**AIM**
The records that follow are to be transcribed in full, without their images.

─── EXCERPTED DATA

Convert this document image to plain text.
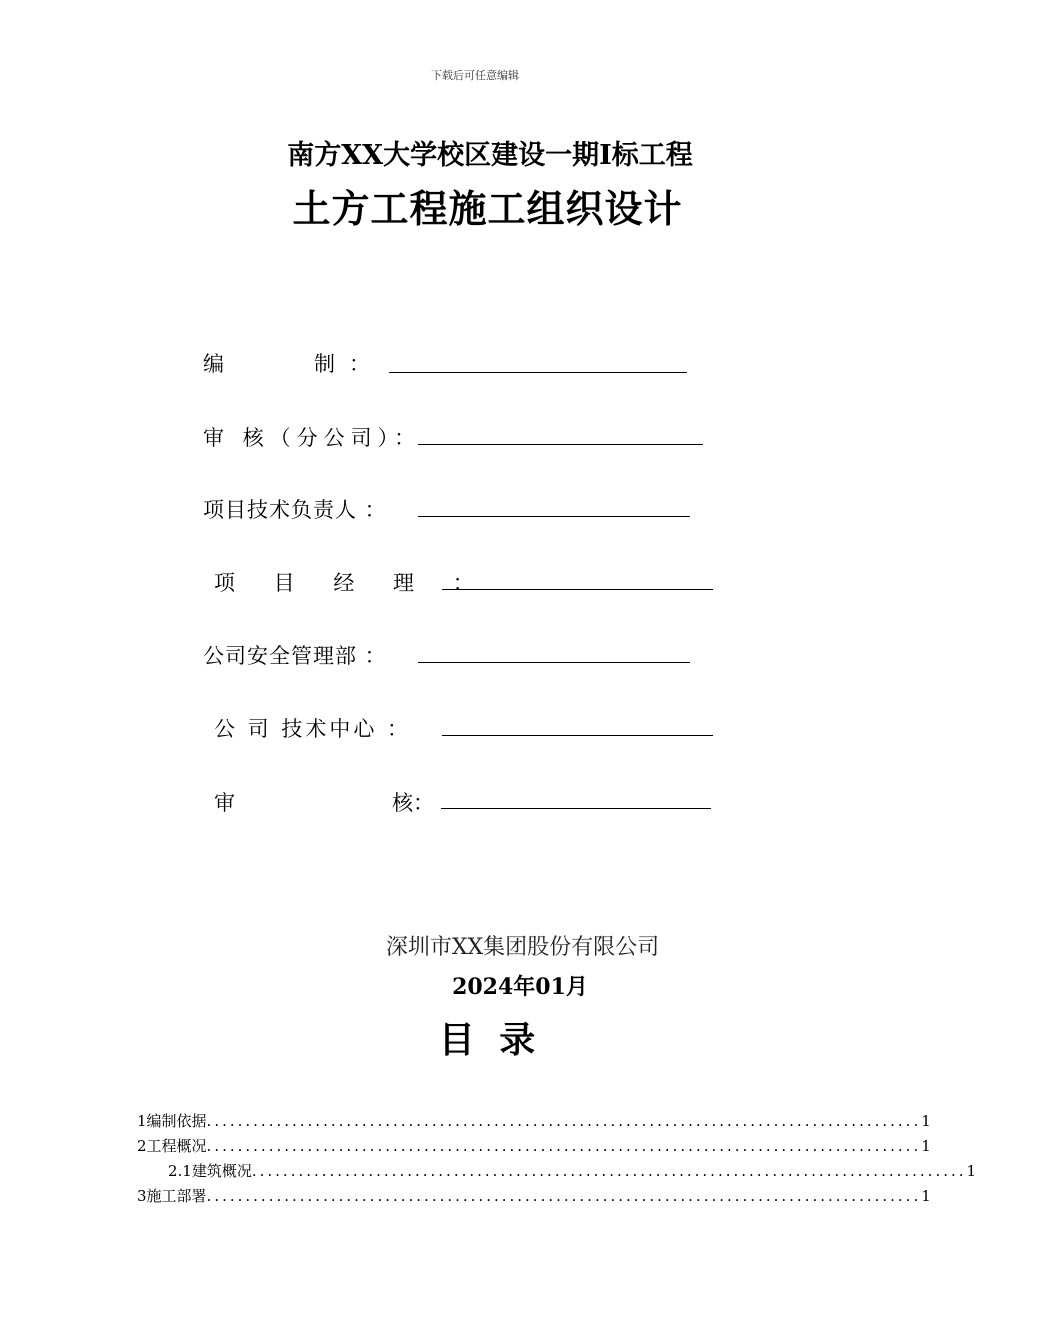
下载后可任意编辑
南方XX大学校区建设一期Ⅰ标工程
土方工程施工组织设计
编	制 ：
审 核（分公司）：
项目技术负责人 ：
项 目 经 理 ：
公司安全管理部 ：
公 司 技术中心 ：
审	核：
深圳市XX集团股份有限公司
2024年01月
目 录
1编制依据 ............................................................................................ 1
2工程概况 ............................................................................................ 1
2.1建筑概况 ............................................................................................ 1
3施工部署 ............................................................................................ 1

──────

**WRITTEN ANSWER**
Convert this document image to plain text.
下载后可任意编辑
南方XX大学校区建设一期Ⅰ标工程
土方工程施工组织设计
编	制 ：
审 核（分公司）：
项目技术负责人 ：
项 目 经 理 ：
公司安全管理部 ：
公 司 技术中心 ：
审	核：
深圳市XX集团股份有限公司
2024年01月
目 录
1编制依据 ............................................................................................ 1
2工程概况 ............................................................................................ 1
2.1建筑概况 ............................................................................................ 1
3施工部署 ............................................................................................ 1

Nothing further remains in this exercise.